- Tarefa
De acordo com o trecho sobre Moroni e Gobbi, o que o trabalho de Moroni propõe?

- Trecho do documento
# # # #
Nas obras de Moroni, é possível perceber a recorrência de signos que emergem do convívio com elementos ordinários e se reconfiguram em estruturas narrativas marcadas por percepção e deslocamento. Seu trabalho propõe uma arqueologia do olhar: um estranhamento meticuloso diante do espaço vivido, como quem tenta habitar o mundo a partir da construção imagética do próprio corpo. Essa autoimagem não se fixa, mas se projeta em camadas temporais e simbólicas como um autorretrato em contínua revisão. 

 

Gobbi, por sua vez, tensiona o espaço pictórico a partir de uma lógica de acúmulo e fragmentação. Sua pintura se constitui por gestos que lidam com o intervalo. Linhas, manchas, palavras e figuras se sobrepõem em uma superfície que resiste à hierarquia compositiva, instaurando um campo onde o fazer é também escuta. O cotidiano, nos trabalhos da artista, comparece como vestígio e como invenção: um campo de afetos que se inscrevem através de gestos visuais íntimos e performativos. 

 

Ambos os artistas compartilham uma concepção de processo criativo que escapa à linearidade. Seus trabalhos - embora formalmente resolvidos - mantêm algo do esboço, da anotação, do que ainda está por vir. Essa condição de rascunho não aponta para a incompletude, mas para a vitalidade de um fazer que não se pretende conclusivo. Há, aqui, uma poética da hesitação e da entrega, onde o rigor técnico se alia à experimentação e à escuta da memória.
# # # #
- Trechos de um conjunto de anotações de layout
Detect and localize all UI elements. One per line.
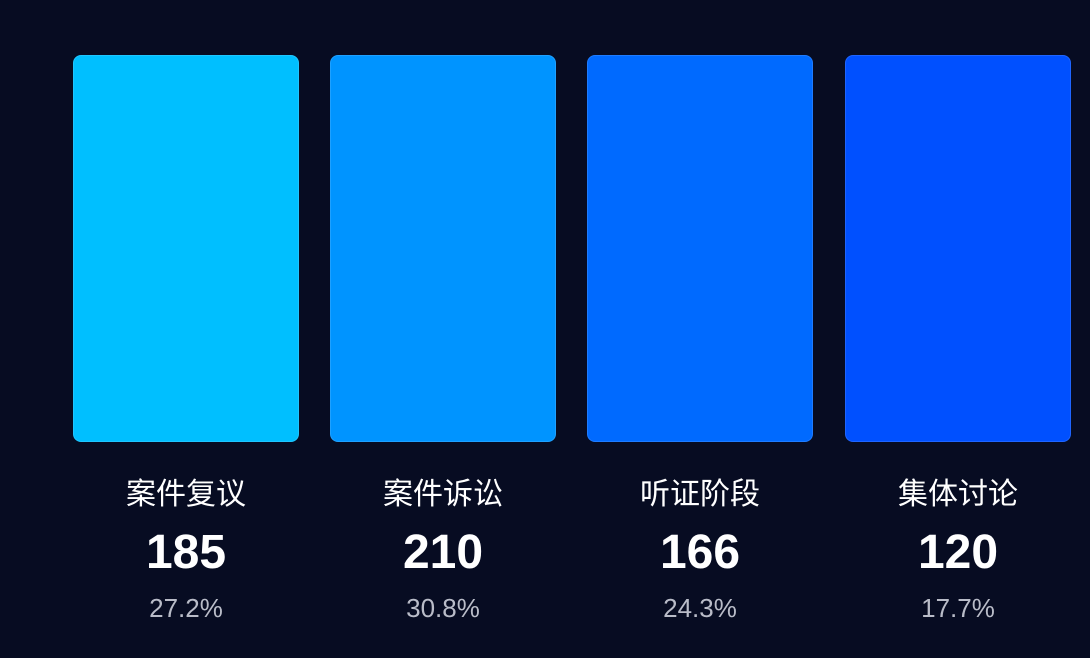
value-label: 166 [659,526,741,579]
category-label: 案件复议 [126,477,246,512]
percentage-label: 27.2% [149,593,223,623]
percentage-label: 24.3% [663,593,737,623]
category-label: 集体讨论 [898,477,1018,512]
percentage-label: 30.8% [406,593,480,623]
category-label: 听证阶段 [640,477,760,512]
category-tile [73,55,299,442]
value-label: 120 [917,526,999,579]
percentage-label: 17.7% [921,593,995,623]
value-label: 210 [402,526,484,579]
category-tile [845,55,1071,442]
category-tile [330,55,556,442]
category-label: 案件诉讼 [383,477,503,512]
category-tile [587,55,813,442]
value-label: 185 [145,526,227,579]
# # # #
- Tarefa concluída
O trabalho de Moroni propõe uma arqueologia do olhar.